EXERCISE GOAL
Determine which lines of the records include the word "turning", and copy them.

RECORDS
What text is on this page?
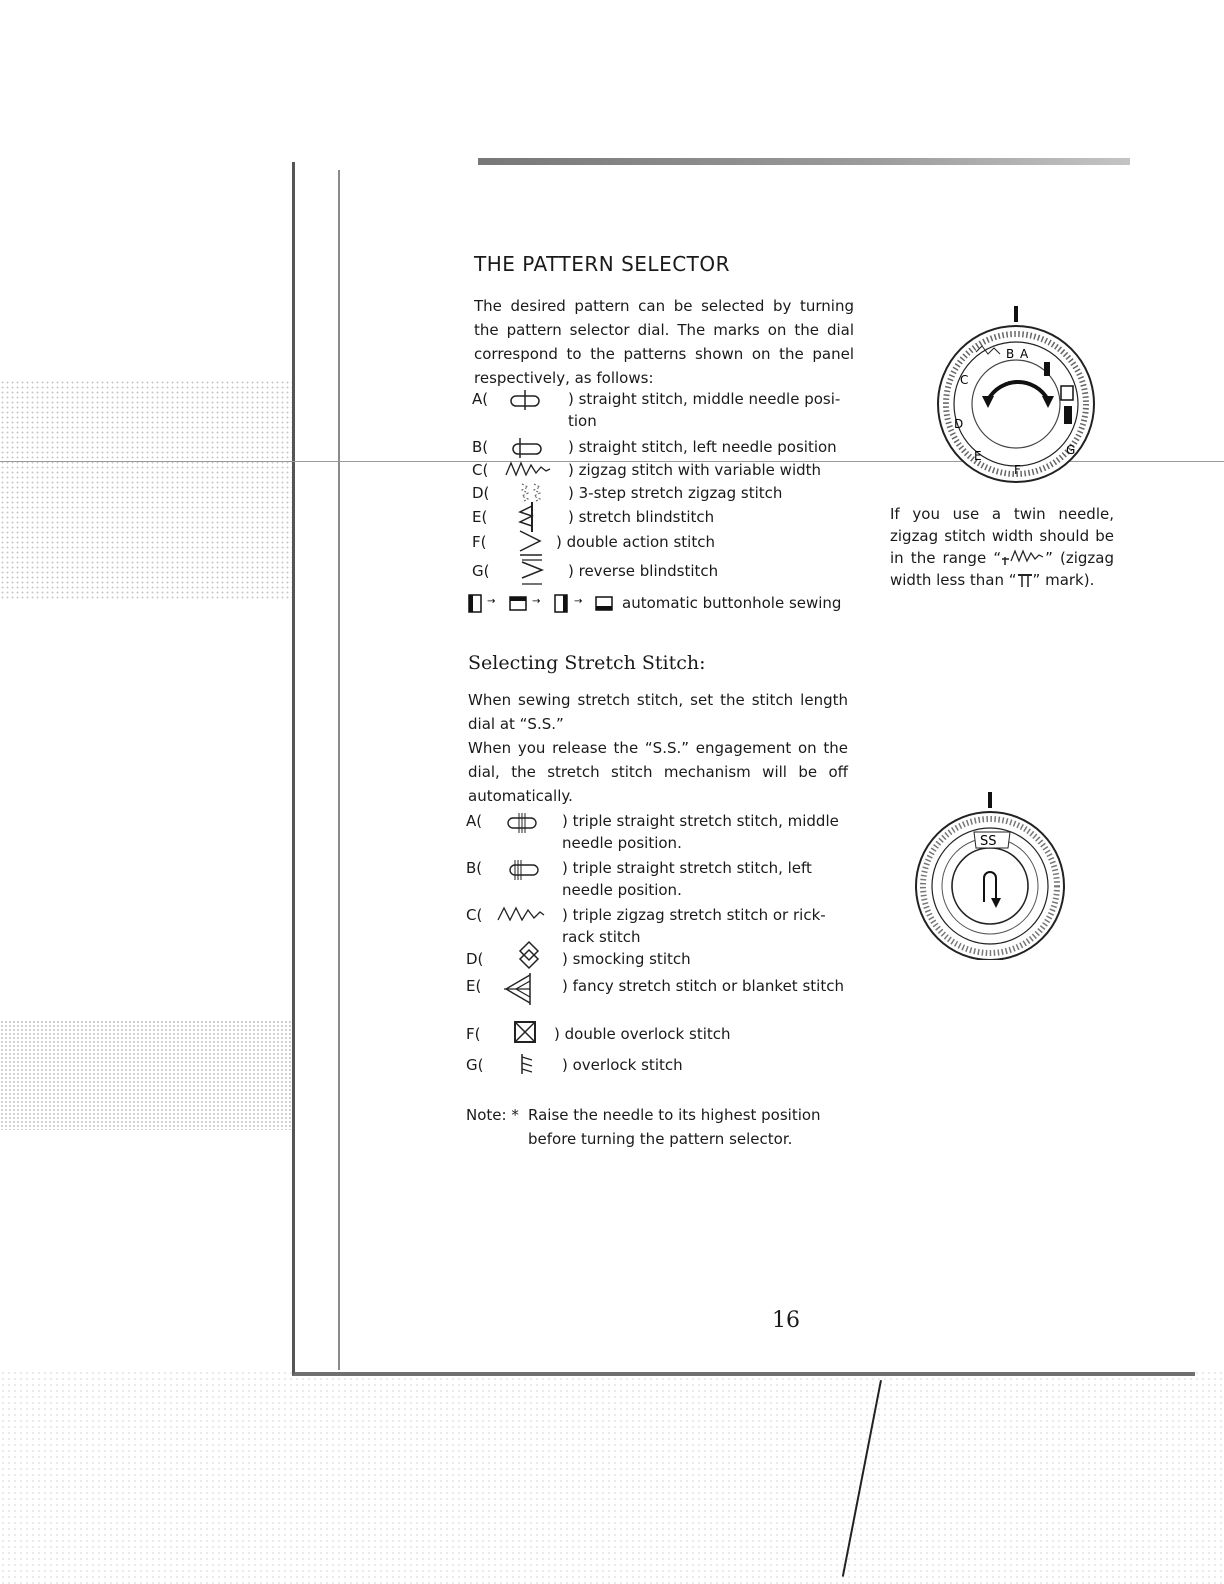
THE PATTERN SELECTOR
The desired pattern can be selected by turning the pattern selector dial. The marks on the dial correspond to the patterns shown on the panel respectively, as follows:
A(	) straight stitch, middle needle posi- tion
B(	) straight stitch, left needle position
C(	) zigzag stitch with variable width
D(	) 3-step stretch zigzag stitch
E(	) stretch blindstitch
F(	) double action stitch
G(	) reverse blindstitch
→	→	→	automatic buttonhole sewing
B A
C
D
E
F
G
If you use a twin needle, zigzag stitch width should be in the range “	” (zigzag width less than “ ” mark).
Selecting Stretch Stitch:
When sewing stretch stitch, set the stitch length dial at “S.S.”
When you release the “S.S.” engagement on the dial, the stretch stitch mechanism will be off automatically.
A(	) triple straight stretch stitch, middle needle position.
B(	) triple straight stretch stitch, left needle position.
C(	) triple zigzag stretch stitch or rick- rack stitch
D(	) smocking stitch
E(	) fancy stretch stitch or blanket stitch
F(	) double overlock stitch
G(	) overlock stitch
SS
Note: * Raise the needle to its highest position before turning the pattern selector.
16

COMPLETE OUTPUT
The desired pattern can be selected by turning the pattern selector dial. The marks on the dial correspond to the patterns shown on the panel respectively, as follows:
Note: * Raise the needle to its highest position before turning the pattern selector.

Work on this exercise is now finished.